Indian Education System Is The Best … For India!

One keeps hearing that the Indian education system is lousy, how good the European system is, blah blah blah.

Actually, the Indian education system is the best there is … for India.

This becomes very clear when one examines a few key parameters from some other education systems.

Let’s take the age of graduation.

In Germany, for example, a person completes university education at an average age of 28 years. Yes, that’s right. While a few people come out at 26, there are several who take till 32 also. Contrast this with the average age of around 20 for a university graduate in India. Even granting that the average university graduate in Germany comes out with a post-graduate degree — their university system does not have the concept of bachelor’s degree, it’s all master’s degree only — and is perhaps more worldly-wise compared to the average Indian university graduate, the fact is, in India, we cannot afford for a person to wait till the age of 26 or 28 to start earning their own income. Neither does the Indian government provide for free university education, whereas university education is free in most European countries including Germany.

Data supplied:
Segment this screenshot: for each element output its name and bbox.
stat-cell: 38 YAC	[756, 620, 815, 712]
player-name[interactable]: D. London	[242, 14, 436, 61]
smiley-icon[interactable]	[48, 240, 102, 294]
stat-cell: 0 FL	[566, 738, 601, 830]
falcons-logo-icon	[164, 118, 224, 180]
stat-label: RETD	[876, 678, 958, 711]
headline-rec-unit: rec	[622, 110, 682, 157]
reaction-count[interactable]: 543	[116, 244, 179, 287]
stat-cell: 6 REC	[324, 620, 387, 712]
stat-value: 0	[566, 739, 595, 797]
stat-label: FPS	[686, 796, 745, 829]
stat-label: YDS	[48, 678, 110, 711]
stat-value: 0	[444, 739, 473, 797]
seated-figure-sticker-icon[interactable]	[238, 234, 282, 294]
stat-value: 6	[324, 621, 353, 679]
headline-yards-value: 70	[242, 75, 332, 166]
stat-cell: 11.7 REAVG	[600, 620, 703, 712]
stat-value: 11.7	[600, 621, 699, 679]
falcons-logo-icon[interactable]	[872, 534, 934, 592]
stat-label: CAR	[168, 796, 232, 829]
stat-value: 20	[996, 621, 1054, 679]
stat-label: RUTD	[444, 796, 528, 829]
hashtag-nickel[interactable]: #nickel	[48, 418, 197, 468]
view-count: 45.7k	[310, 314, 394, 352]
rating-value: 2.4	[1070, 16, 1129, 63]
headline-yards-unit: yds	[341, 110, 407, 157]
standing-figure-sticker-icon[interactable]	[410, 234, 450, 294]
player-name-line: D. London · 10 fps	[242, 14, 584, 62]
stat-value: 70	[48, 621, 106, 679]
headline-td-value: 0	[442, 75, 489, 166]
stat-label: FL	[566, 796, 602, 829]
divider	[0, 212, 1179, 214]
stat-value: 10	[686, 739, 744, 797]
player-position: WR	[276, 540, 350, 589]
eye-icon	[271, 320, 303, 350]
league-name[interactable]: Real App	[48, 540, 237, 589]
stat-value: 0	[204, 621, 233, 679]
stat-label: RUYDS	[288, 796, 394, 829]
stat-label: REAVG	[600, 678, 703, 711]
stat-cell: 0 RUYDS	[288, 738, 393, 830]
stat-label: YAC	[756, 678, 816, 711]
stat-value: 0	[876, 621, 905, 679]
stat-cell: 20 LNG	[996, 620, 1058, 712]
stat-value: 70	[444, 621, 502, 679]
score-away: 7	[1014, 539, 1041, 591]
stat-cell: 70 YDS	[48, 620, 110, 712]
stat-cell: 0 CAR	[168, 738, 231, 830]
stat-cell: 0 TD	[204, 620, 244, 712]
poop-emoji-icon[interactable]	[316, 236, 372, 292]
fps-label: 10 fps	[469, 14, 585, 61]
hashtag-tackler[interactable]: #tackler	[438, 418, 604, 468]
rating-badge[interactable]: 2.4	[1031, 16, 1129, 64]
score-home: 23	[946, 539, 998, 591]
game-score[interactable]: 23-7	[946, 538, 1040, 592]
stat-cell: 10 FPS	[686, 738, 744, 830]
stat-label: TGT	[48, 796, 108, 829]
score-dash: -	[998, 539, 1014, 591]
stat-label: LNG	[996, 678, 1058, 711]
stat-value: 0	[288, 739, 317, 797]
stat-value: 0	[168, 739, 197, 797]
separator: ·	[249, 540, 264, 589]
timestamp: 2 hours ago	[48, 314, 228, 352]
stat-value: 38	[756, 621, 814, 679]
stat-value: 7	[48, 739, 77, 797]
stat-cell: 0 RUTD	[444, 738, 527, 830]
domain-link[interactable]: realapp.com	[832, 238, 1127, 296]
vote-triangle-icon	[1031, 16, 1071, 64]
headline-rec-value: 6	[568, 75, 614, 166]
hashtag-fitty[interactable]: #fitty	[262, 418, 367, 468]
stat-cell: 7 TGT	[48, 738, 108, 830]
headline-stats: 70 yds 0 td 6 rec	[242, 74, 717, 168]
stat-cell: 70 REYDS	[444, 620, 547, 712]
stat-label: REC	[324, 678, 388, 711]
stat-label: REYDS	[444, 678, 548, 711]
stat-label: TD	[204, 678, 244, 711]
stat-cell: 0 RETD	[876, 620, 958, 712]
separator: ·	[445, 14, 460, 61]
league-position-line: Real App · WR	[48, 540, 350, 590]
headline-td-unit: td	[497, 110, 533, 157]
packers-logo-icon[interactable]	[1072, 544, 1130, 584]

What the task requires:
Reproduce everything in the essay on the Indian education system from "Actually, the Indian" down to "age of graduation.", word for word. The records can be left aside here.

Worked answer:
Actually, the Indian education system is the best there is … for India.

This becomes very clear when one examines a few key parameters from some other education systems.

Let’s take the age of graduation.